• [GIVEN INFORMATION]:
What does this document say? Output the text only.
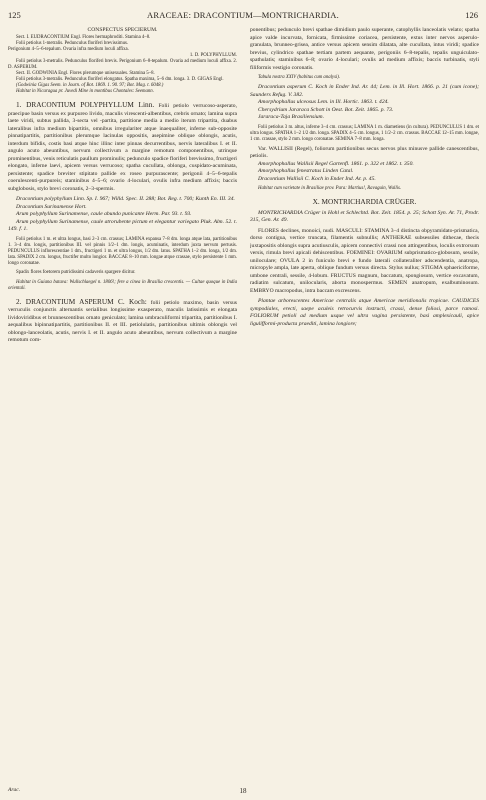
125	ARACEAE: DRACONTIUM—MONTRICHARDIA.	126

CONSPECTUS SPECIERUM.

Sect. I. EUDRACONTIUM Engl. Flores hermaphroditi. Stamina 4–8.

Folii petiolus 1-metralis. Pedunculus floriferi brevissimus.

Perigonium 4–5–6-tepalum. Ovaria infra medium loculi affixa.

1. D. POLYPHYLLUM.

Folii petiolus 3-metralis. Pedunculus floriferi brevis. Perigonium 6–8-tepalum. Ovaria ad medium loculi affixa. 2. D. ASPERUM.

Sect. II. GODWINIA Engl. Flores plerumque unisexuales. Stamina 5–8.

Folii petiolus 3-metralis. Pedunculus floriferi elongatus. Spatha maxima, 5–6 dm. longa. 3. D. GIGAS Engl.

(Godwinia Gigas Seem. in Journ. of Bot. 1869. 1. 90. 97; Bot. Mag. t. 6048.)

Habitat in Nicaragua pr. Juvedi Mine in montibus Chontales: Seemann.

1. DRACONTIUM POLYPHYLLUM Linn. Folii petiolo verrucoso-asperato, praecipue basin versus ex purpureo livido, maculis virescenti-albentibus, crebris ornato; lamina supra laete viridi, subtus pallida, 3-secta vel -partita, partitione media a medio iterum tripartita, duabus lateralibus infra medium bipartitis, omnibus irregulariter atque inaequaliter, inferne sub-opposite pinnatipartitis, partitionibus plerumque lacinulas oppositis, asepimine oblique oblongis, acutis, interdum bifidis, costis basi atque hinc illinc inter pinnas decurrentibus, nervis lateralibus I. et II. angulo acuto abeuntibus, nervum collectivum a margine remotum componentibus, utrinque prominentibus, venis reticulatis paullum prominulis; pedunculo spadice floriferi brevissimo, fructigeri elongato, inferne laevi, apicem versus verrucoso; spatha cucullata, oblonga, cuspidato-acuminata, persistente; spadice breviter stipitato pallide ex roseo purpurascente; perigonii 4–5–6-tepalis coerulescenti-purpureis; staminibus 4–5–6; ovario 4-loculari, ovulis infra medium affixis; baccis subglobosis, stylo brevi coronatis, 2–3-spermis.

Dracontium polyphyllum Linn. Sp. I. 967; Willd. Spec. II. 288; Bot. Reg. t. 700; Kunth En. III. 34.

Dracontium Surinamense Hort.

Arum polyphyllum Surinamense, caule abundo punicante Herm. Par. 93. t. 93.

Arum polyphyllum Surinamense, caule atrorubente pictum et elegantur variegato Pluk. Alm. 52. t. 149. f. 1.

Folii petiolus 1 m. et ultra longus, basi 2–3 cm. crassus; LAMINA expansa 7–8 dm. longa atque lata, partitionibus 1. 3–4 dm. longis, partitionibus III. vel pinnis 1/2–1 dm. longis, acuminatis, interdum juxta nervum pertusis. PEDUNCULUS inflorescentiae 1 dm., fructigeri 1 m. et ultra longus, 1/2 dm. latus. SPATHA 1–2 dm. longa, 1/2 dm. lata. SPADIX 2 cm. longus, fructifer multo longior. BACCAE 8–10 mm. longae atque crassae, stylo persistente 1 mm. longo coronatae.

Spadix flores foetorem putridissimi cadaveris spargere dicitur.

Habitat in Guiana batava: Wullschlaegel n. 1806!; fere a cinea in Brasilia crescentis. — Cultae quoque in India orientali.

2. DRACONTIUM ASPERUM C. Koch: folii petiolo maximo, basin versus verruculis conjunctis alternantis serialibus longissime exasperato, maculis latissimis et elongata lividoviridibus et brunnescentibus ornato geniculato; lamina umbraculiformi tripartita, partitionibus I. aequalibus bipinnatipartitis, partitionibus II. et III. petiolulatis, partitionibus ultimis oblongis vel oblongo-lanceolatis, acutis, nervis I. et II. angulo acuto abeuntibus, nervum collectivum a margine remotum com-

ponentibus; pedunculo brevi spathae dimidium paulo superante, catophyllis lanceolatis velato; spatha apice valde incurvata, fornicata, firmissime coriacea, persistente, extus inter nervos asperulo-granulata, brunneo-grisea, antice versus apicem sensim dilatata, alte cucullata, intus viridi; spadice brevius, cylindrico spathae tertiam partem aequante, perigoniis 6–8-tepalis, tepalis unguiculato-spathulatis; staminibus 6–8; ovario 4-loculari; ovulis ad medium affixis; baccis turbinatis, styli filiformis vestigio coronatis.

Tabula nostra XXIV (habitus cum analysi).

Dracontium asperum C. Koch in Ender Ind. Ar. 44; Lem. in Ill. Hort. 1866. p. 21 (cum icone); Saunders Refug. V. 382.

Amorphophallus ulceosus Lem. in Ill. Hortic. 1863. t. 424.

Chersydrium Jararaca Schott in Oest. Bot. Zeit. 1865. p. 73.

Jararaca-Taja Brasiliensium.

Folii petiolus 3 m. altus, inferne 3–4 cm. crassus; LAMINA 1 m. diametiens (in cultura). PEDUNCULUS 1 dm. et ultra longus. SPATHA 1–2 1/2 dm. longa. SPADIX 4–5 cm. longus, 1 1/2–2 cm. crassus. BACCAE 12–15 mm. longae, 1 cm. crassae, stylo 2 mm. longo coronatae. SEMINA 7–8 mm. longa.

Var. WALLISII (Regel), foliorum partitionibus secus nervos plus minusve pallide canescentibus, petiolis.

Amorphophallus Wallisii Regel Gartenfl. 1861. p. 322 et 1862. t. 350.

Amorphophallus fenestratus Linden Catal.

Dracontium Wallisii C. Koch in Ender Ind. Ar. p. 45.

Habitat cum varietate in Brasiliae prov. Para: Martius!, Ravaguin, Wallis.

X. MONTRICHARDIA CRÜGER.

MONTRICHARDIA Crüger in Hohl et Schlechtd. Bot. Zeit. 1854. p. 25; Schott Syn. Ar. 71, Prodr. 315, Gen. Ar. 49.

FLORES declines, monoici, nudi. MASCULI: STAMINA 3–4 distincta obpyramidato-prismatica, dorso contigua, vertice truncata, filamentis subnullis; ANTHERAE subsessiles dithecae, thecis juxtapositis oblongis supra acutiusculis, apicem connectivi crassi non attingentibus, loculis extrorsum versis, rimula brevi apicali dehiscentibus. FOEMINEI: OVARIUM subprismatico-globosum, sessile, uniloculare; OVULA 2 in funiculo brevi e fundo laterali collateraliter adscendentia, anatropa, micropyle ampla, late aperta, oblique fundum versus directa. Stylus nullus; STIGMA sphaericiforme, umbone centrali, sessile, 4-lobum. FRUCTUS magnum, baccatum, spongiosum, vertice excavatum, radiatim sulcatum, unilocularis, aborta monospermus. SEMEN anatropum, exalbuminosum. EMBRYO macropodus, intra baccam excrescens.

Plantae arborescentes Americae centralis atque Americae meridionalis tropicae. CAUDICES sympodiales, erecti, saepe aculeis retrocurvis instructi, crassi, dense foliosi, parce ramosi. FOLIORUM petioli ad medium usque vel ultra vagina persistente, basi amplexicauli, apice ligulifformi-producta praediti, lamina longiore;

Arac.	18
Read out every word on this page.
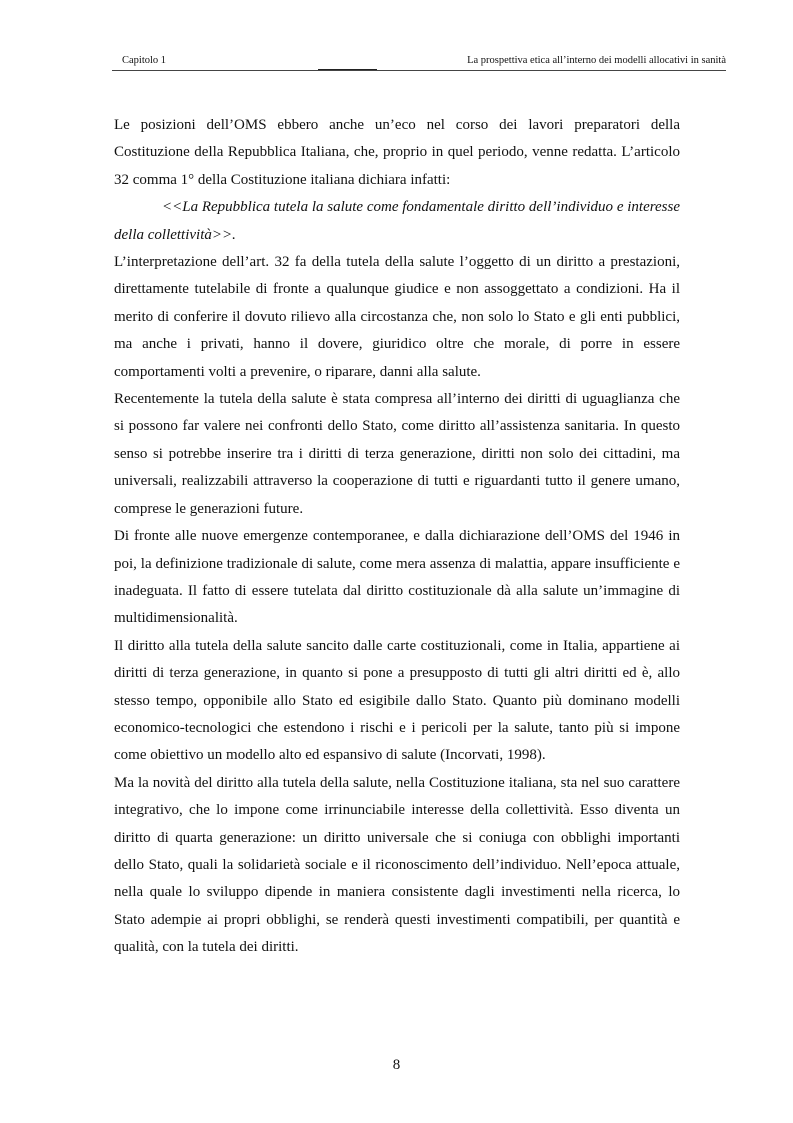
Capitolo 1	La prospettiva etica all’interno dei modelli allocativi in sanità

Le posizioni dell’OMS ebbero anche un’eco nel corso dei lavori preparatori della Costituzione della Repubblica Italiana, che, proprio in quel periodo, venne redatta. L’articolo 32 comma 1° della Costituzione italiana dichiara infatti:

<<La Repubblica tutela la salute come fondamentale diritto dell’individuo e interesse della collettività>>.

L’interpretazione dell’art. 32 fa della tutela della salute l’oggetto di un diritto a prestazioni, direttamente tutelabile di fronte a qualunque giudice e non assoggettato a condizioni. Ha il merito di conferire il dovuto rilievo alla circostanza che, non solo lo Stato e gli enti pubblici, ma anche i privati, hanno il dovere, giuridico oltre che morale, di porre in essere comportamenti volti a prevenire, o riparare, danni alla salute.

Recentemente la tutela della salute è stata compresa all’interno dei diritti di uguaglianza che si possono far valere nei confronti dello Stato, come diritto all’assistenza sanitaria. In questo senso si potrebbe inserire tra i diritti di terza generazione, diritti non solo dei cittadini, ma universali, realizzabili attraverso la cooperazione di tutti e riguardanti tutto il genere umano, comprese le generazioni future.

Di fronte alle nuove emergenze contemporanee, e dalla dichiarazione dell’OMS del 1946 in poi, la definizione tradizionale di salute, come mera assenza di malattia, appare insufficiente e inadeguata. Il fatto di essere tutelata dal diritto costituzionale dà alla salute un’immagine di multidimensionalità.

Il diritto alla tutela della salute sancito dalle carte costituzionali, come in Italia, appartiene ai diritti di terza generazione, in quanto si pone a presupposto di tutti gli altri diritti ed è, allo stesso tempo, opponibile allo Stato ed esigibile dallo Stato. Quanto più dominano modelli economico-tecnologici che estendono i rischi e i pericoli per la salute, tanto più si impone come obiettivo un modello alto ed espansivo di salute (Incorvati, 1998).

Ma la novità del diritto alla tutela della salute, nella Costituzione italiana, sta nel suo carattere integrativo, che lo impone come irrinunciabile interesse della collettività. Esso diventa un diritto di quarta generazione: un diritto universale che si coniuga con obblighi importanti dello Stato, quali la solidarietà sociale e il riconoscimento dell’individuo. Nell’epoca attuale, nella quale lo sviluppo dipende in maniera consistente dagli investimenti nella ricerca, lo Stato adempie ai propri obblighi, se renderà questi investimenti compatibili, per quantità e qualità, con la tutela dei diritti.

8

• [REQUEST]: Check every line in the material above for the string "caule", then give only the number of lines that have it.

• [WRITTEN ANSWER]: 2